DATASET EXCERPTS>
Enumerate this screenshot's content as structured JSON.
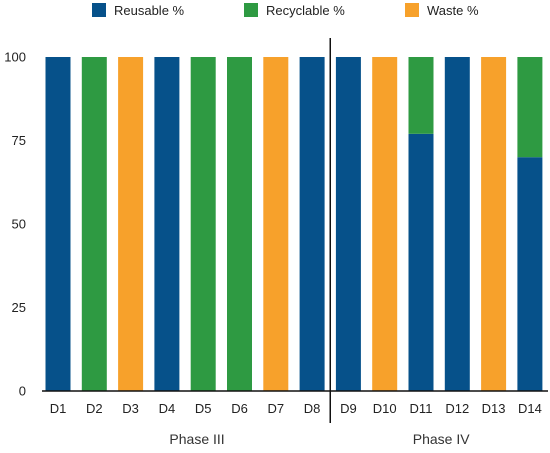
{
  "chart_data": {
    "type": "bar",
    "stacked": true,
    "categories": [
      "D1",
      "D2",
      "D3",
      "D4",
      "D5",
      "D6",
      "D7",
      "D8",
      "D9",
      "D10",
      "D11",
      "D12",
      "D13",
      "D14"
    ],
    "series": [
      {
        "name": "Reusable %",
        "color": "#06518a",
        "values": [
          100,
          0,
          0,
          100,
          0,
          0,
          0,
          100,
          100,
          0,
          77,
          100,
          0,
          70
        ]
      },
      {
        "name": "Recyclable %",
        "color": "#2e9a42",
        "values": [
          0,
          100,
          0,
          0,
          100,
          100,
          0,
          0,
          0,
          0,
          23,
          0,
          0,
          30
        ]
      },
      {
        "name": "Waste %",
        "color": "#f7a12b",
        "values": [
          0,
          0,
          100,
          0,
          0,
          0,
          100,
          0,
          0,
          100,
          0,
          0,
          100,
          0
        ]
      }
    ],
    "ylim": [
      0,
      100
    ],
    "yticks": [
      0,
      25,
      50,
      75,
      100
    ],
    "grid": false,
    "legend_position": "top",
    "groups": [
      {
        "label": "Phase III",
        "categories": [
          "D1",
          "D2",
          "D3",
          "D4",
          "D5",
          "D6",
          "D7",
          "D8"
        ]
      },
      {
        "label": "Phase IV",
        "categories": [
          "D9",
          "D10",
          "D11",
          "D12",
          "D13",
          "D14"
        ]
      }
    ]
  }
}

STATED TASK> Every line above should be repeated exactly; pictures stay out of the copy.

EXPECTED ANSWER>
Enumerate this screenshot's content as structured JSON.
{
  "chart_data": {
    "type": "bar",
    "stacked": true,
    "categories": [
      "D1",
      "D2",
      "D3",
      "D4",
      "D5",
      "D6",
      "D7",
      "D8",
      "D9",
      "D10",
      "D11",
      "D12",
      "D13",
      "D14"
    ],
    "series": [
      {
        "name": "Reusable %",
        "color": "#06518a",
        "values": [
          100,
          0,
          0,
          100,
          0,
          0,
          0,
          100,
          100,
          0,
          77,
          100,
          0,
          70
        ]
      },
      {
        "name": "Recyclable %",
        "color": "#2e9a42",
        "values": [
          0,
          100,
          0,
          0,
          100,
          100,
          0,
          0,
          0,
          0,
          23,
          0,
          0,
          30
        ]
      },
      {
        "name": "Waste %",
        "color": "#f7a12b",
        "values": [
          0,
          0,
          100,
          0,
          0,
          0,
          100,
          0,
          0,
          100,
          0,
          0,
          100,
          0
        ]
      }
    ],
    "ylim": [
      0,
      100
    ],
    "yticks": [
      0,
      25,
      50,
      75,
      100
    ],
    "grid": false,
    "legend_position": "top",
    "groups": [
      {
        "label": "Phase III",
        "categories": [
          "D1",
          "D2",
          "D3",
          "D4",
          "D5",
          "D6",
          "D7",
          "D8"
        ]
      },
      {
        "label": "Phase IV",
        "categories": [
          "D9",
          "D10",
          "D11",
          "D12",
          "D13",
          "D14"
        ]
      }
    ]
  }
}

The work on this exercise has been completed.